— START —

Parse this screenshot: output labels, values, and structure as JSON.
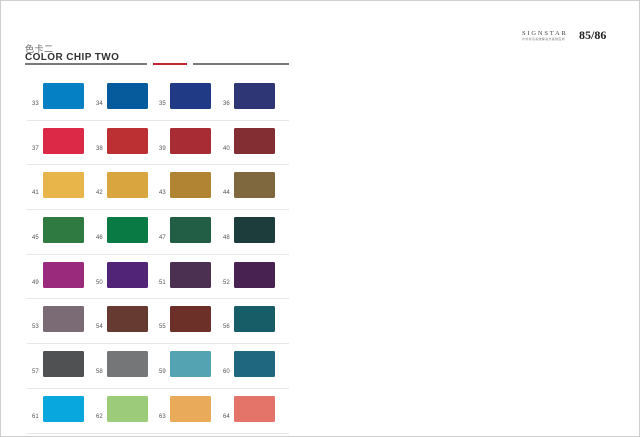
{
  "header": {
    "title_cn": "色卡二",
    "title_en": "COLOR CHIP TWO",
    "brand_name": "SIGNSTAR",
    "brand_subtitle": "户外标识系统解决方案供应商",
    "page_number": "85/86",
    "rule_accent_color": "#c0262d"
  },
  "rows": [
    {
      "chips": [
        {
          "number": "33",
          "color": "#0680c5"
        },
        {
          "number": "34",
          "color": "#065b9c"
        },
        {
          "number": "35",
          "color": "#213a86"
        },
        {
          "number": "36",
          "color": "#2f3675"
        }
      ]
    },
    {
      "chips": [
        {
          "number": "37",
          "color": "#db2947"
        },
        {
          "number": "38",
          "color": "#bc2f32"
        },
        {
          "number": "39",
          "color": "#a72c33"
        },
        {
          "number": "40",
          "color": "#832e33"
        }
      ]
    },
    {
      "chips": [
        {
          "number": "41",
          "color": "#e7b549"
        },
        {
          "number": "42",
          "color": "#d9a53f"
        },
        {
          "number": "43",
          "color": "#b08432"
        },
        {
          "number": "44",
          "color": "#7f683e"
        }
      ]
    },
    {
      "chips": [
        {
          "number": "45",
          "color": "#2f7a40"
        },
        {
          "number": "46",
          "color": "#097a43"
        },
        {
          "number": "47",
          "color": "#225e45"
        },
        {
          "number": "48",
          "color": "#1c3d3c"
        }
      ]
    },
    {
      "chips": [
        {
          "number": "49",
          "color": "#9a2b7c"
        },
        {
          "number": "50",
          "color": "#522478"
        },
        {
          "number": "51",
          "color": "#4c3052"
        },
        {
          "number": "52",
          "color": "#482250"
        }
      ]
    },
    {
      "chips": [
        {
          "number": "53",
          "color": "#7b6b74"
        },
        {
          "number": "54",
          "color": "#663a31"
        },
        {
          "number": "55",
          "color": "#6c3029"
        },
        {
          "number": "56",
          "color": "#175d67"
        }
      ]
    },
    {
      "chips": [
        {
          "number": "57",
          "color": "#505152"
        },
        {
          "number": "58",
          "color": "#747678"
        },
        {
          "number": "59",
          "color": "#53a3b2"
        },
        {
          "number": "60",
          "color": "#1f677e"
        }
      ]
    },
    {
      "chips": [
        {
          "number": "61",
          "color": "#08a8de"
        },
        {
          "number": "62",
          "color": "#9ccb7a"
        },
        {
          "number": "63",
          "color": "#e9aa5a"
        },
        {
          "number": "64",
          "color": "#e47469"
        }
      ]
    }
  ]
}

— END —

Transcribe the whole listing exactly. Pictures stay out of your copy.

Parse this screenshot: output labels, values, and structure as JSON.
{
  "header": {
    "title_cn": "色卡二",
    "title_en": "COLOR CHIP TWO",
    "brand_name": "SIGNSTAR",
    "brand_subtitle": "户外标识系统解决方案供应商",
    "page_number": "85/86",
    "rule_accent_color": "#c0262d"
  },
  "rows": [
    {
      "chips": [
        {
          "number": "33",
          "color": "#0680c5"
        },
        {
          "number": "34",
          "color": "#065b9c"
        },
        {
          "number": "35",
          "color": "#213a86"
        },
        {
          "number": "36",
          "color": "#2f3675"
        }
      ]
    },
    {
      "chips": [
        {
          "number": "37",
          "color": "#db2947"
        },
        {
          "number": "38",
          "color": "#bc2f32"
        },
        {
          "number": "39",
          "color": "#a72c33"
        },
        {
          "number": "40",
          "color": "#832e33"
        }
      ]
    },
    {
      "chips": [
        {
          "number": "41",
          "color": "#e7b549"
        },
        {
          "number": "42",
          "color": "#d9a53f"
        },
        {
          "number": "43",
          "color": "#b08432"
        },
        {
          "number": "44",
          "color": "#7f683e"
        }
      ]
    },
    {
      "chips": [
        {
          "number": "45",
          "color": "#2f7a40"
        },
        {
          "number": "46",
          "color": "#097a43"
        },
        {
          "number": "47",
          "color": "#225e45"
        },
        {
          "number": "48",
          "color": "#1c3d3c"
        }
      ]
    },
    {
      "chips": [
        {
          "number": "49",
          "color": "#9a2b7c"
        },
        {
          "number": "50",
          "color": "#522478"
        },
        {
          "number": "51",
          "color": "#4c3052"
        },
        {
          "number": "52",
          "color": "#482250"
        }
      ]
    },
    {
      "chips": [
        {
          "number": "53",
          "color": "#7b6b74"
        },
        {
          "number": "54",
          "color": "#663a31"
        },
        {
          "number": "55",
          "color": "#6c3029"
        },
        {
          "number": "56",
          "color": "#175d67"
        }
      ]
    },
    {
      "chips": [
        {
          "number": "57",
          "color": "#505152"
        },
        {
          "number": "58",
          "color": "#747678"
        },
        {
          "number": "59",
          "color": "#53a3b2"
        },
        {
          "number": "60",
          "color": "#1f677e"
        }
      ]
    },
    {
      "chips": [
        {
          "number": "61",
          "color": "#08a8de"
        },
        {
          "number": "62",
          "color": "#9ccb7a"
        },
        {
          "number": "63",
          "color": "#e9aa5a"
        },
        {
          "number": "64",
          "color": "#e47469"
        }
      ]
    }
  ]
}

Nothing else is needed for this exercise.